CHALLENGE:
Print all entries precisely as they are written.

RAW DATA:
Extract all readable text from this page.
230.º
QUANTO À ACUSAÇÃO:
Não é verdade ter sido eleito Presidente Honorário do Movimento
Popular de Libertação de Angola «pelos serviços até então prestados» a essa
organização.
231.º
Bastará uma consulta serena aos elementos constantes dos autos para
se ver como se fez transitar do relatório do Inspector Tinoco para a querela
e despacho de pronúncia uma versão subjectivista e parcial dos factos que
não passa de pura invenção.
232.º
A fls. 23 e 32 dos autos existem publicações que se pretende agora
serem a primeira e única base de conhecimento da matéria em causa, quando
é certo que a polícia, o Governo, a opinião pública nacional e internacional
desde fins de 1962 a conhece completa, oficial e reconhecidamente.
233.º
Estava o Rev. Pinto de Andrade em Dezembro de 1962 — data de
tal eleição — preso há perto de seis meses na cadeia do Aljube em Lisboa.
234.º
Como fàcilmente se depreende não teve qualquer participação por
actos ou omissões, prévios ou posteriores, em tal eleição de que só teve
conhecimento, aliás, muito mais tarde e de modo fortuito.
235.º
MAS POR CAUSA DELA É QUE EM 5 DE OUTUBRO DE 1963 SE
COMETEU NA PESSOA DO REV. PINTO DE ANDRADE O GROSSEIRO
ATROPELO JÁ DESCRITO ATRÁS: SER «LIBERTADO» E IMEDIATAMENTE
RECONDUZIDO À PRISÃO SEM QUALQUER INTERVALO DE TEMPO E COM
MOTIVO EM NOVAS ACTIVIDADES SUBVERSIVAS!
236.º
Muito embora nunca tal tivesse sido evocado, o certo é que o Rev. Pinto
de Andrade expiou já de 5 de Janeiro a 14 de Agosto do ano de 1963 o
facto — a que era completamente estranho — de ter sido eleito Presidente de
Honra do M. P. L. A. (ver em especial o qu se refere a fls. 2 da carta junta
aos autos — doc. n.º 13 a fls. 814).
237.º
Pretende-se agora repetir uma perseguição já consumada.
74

THE SOLUTION:
Extract all readable text from this page.
230.º
QUANTO À ACUSAÇÃO:
Não é verdade ter sido eleito Presidente Honorário do Movimento
Popular de Libertação de Angola «pelos serviços até então prestados» a essa
organização.
231.º
Bastará uma consulta serena aos elementos constantes dos autos para
se ver como se fez transitar do relatório do Inspector Tinoco para a querela
e despacho de pronúncia uma versão subjectivista e parcial dos factos que
não passa de pura invenção.
232.º
A fls. 23 e 32 dos autos existem publicações que se pretende agora
serem a primeira e única base de conhecimento da matéria em causa, quando
é certo que a polícia, o Governo, a opinião pública nacional e internacional
desde fins de 1962 a conhece completa, oficial e reconhecidamente.
233.º
Estava o Rev. Pinto de Andrade em Dezembro de 1962 — data de
tal eleição — preso há perto de seis meses na cadeia do Aljube em Lisboa.
234.º
Como fàcilmente se depreende não teve qualquer participação por
actos ou omissões, prévios ou posteriores, em tal eleição de que só teve
conhecimento, aliás, muito mais tarde e de modo fortuito.
235.º
MAS POR CAUSA DELA É QUE EM 5 DE OUTUBRO DE 1963 SE
COMETEU NA PESSOA DO REV. PINTO DE ANDRADE O GROSSEIRO
ATROPELO JÁ DESCRITO ATRÁS: SER «LIBERTADO» E IMEDIATAMENTE
RECONDUZIDO À PRISÃO SEM QUALQUER INTERVALO DE TEMPO E COM
MOTIVO EM NOVAS ACTIVIDADES SUBVERSIVAS!
236.º
Muito embora nunca tal tivesse sido evocado, o certo é que o Rev. Pinto
de Andrade expiou já de 5 de Janeiro a 14 de Agosto do ano de 1963 o
facto — a que era completamente estranho — de ter sido eleito Presidente de
Honra do M. P. L. A. (ver em especial o qu se refere a fls. 2 da carta junta
aos autos — doc. n.º 13 a fls. 814).
237.º
Pretende-se agora repetir uma perseguição já consumada.
74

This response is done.